Excerpted passage:
-=-=-

ODNR Officials Tout Well Oversight at Chamber Event

YOUNGSTOWN, Ohio – The plugging of the injection well blamed for a dozen tremors of the Mahoning Valley in 2011 should be on its way to being completed, an official with the Ohio Department of Natural Resources said Tuesday.

The plugging of the Northstar No. 1 well, one of the assets of the former D&L Energy, went through the appeals process and now is tied up in the bankruptcy court, said Rick Simmers, chief of ODNR’s division of oil and gas resource management.

“The trustee has made application for a plugging permit for the Northstar 2, which they’ve plugged. They’ve, I believe, applied for a plugging permit for the Northstar 3 and we’re told that they’re about to apply for a plugging permit for Northstar 1,” Simmers said.

Simmers joined James Zehringer, ODNR director, and Gary Obermiller, chief of Ohio State Parks, to speak at the Youngstown Warren Regional Chamber’s Government Affairs Council luncheon.

-=-=-

Task item: Reproduce the article on injection well oversight starting at "ODNR Officials Tout" and ending at "gas resource management.", switching "plugging" to "sealing". The data that follows has no connection to the article on injection well oversight.

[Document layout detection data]
-=-=-

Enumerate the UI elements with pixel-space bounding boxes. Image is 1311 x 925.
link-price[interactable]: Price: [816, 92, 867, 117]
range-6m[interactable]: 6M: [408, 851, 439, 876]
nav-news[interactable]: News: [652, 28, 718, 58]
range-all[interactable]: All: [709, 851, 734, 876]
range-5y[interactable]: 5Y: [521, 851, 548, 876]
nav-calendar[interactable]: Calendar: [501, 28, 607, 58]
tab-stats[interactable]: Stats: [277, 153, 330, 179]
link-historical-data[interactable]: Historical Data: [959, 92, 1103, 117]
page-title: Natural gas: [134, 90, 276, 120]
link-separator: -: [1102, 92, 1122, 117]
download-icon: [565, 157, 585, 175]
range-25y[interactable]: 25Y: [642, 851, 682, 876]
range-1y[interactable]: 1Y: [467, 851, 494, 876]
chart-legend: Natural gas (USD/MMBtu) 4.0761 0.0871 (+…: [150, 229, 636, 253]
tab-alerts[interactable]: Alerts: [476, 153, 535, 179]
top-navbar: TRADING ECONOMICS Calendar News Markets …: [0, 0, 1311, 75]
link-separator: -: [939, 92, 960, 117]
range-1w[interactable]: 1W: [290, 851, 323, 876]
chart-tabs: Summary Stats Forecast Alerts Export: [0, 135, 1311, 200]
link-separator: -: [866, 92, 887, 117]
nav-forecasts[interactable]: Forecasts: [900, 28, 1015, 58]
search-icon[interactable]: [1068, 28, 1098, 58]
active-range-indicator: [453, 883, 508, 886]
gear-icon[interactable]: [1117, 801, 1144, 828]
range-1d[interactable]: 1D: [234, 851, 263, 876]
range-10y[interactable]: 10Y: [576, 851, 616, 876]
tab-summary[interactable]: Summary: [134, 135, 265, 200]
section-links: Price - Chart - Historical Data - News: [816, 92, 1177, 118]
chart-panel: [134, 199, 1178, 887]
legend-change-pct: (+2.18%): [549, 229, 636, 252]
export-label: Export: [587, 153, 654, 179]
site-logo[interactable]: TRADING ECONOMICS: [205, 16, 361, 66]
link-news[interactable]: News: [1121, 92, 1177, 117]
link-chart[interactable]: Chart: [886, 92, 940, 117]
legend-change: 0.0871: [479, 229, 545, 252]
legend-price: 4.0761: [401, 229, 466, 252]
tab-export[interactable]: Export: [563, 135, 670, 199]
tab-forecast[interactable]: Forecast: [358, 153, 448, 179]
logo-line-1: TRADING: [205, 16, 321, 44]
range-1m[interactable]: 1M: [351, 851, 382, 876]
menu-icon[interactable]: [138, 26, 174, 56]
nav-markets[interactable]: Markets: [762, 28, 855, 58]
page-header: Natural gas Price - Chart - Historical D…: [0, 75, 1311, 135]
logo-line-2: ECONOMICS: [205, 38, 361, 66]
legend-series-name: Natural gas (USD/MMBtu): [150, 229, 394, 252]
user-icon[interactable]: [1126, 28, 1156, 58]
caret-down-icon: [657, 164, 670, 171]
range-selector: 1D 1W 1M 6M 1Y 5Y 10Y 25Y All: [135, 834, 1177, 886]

-=-=-

Task result:
ODNR Officials Tout Well Oversight at Chamber Event

YOUNGSTOWN, Ohio – The sealing of the injection well blamed for a dozen tremors of the Mahoning Valley in 2011 should be on its way to being completed, an official with the Ohio Department of Natural Resources said Tuesday.

The sealing of the Northstar No. 1 well, one of the assets of the former D&L Energy, went through the appeals process and now is tied up in the bankruptcy court, said Rick Simmers, chief of ODNR’s division of oil and gas resource management.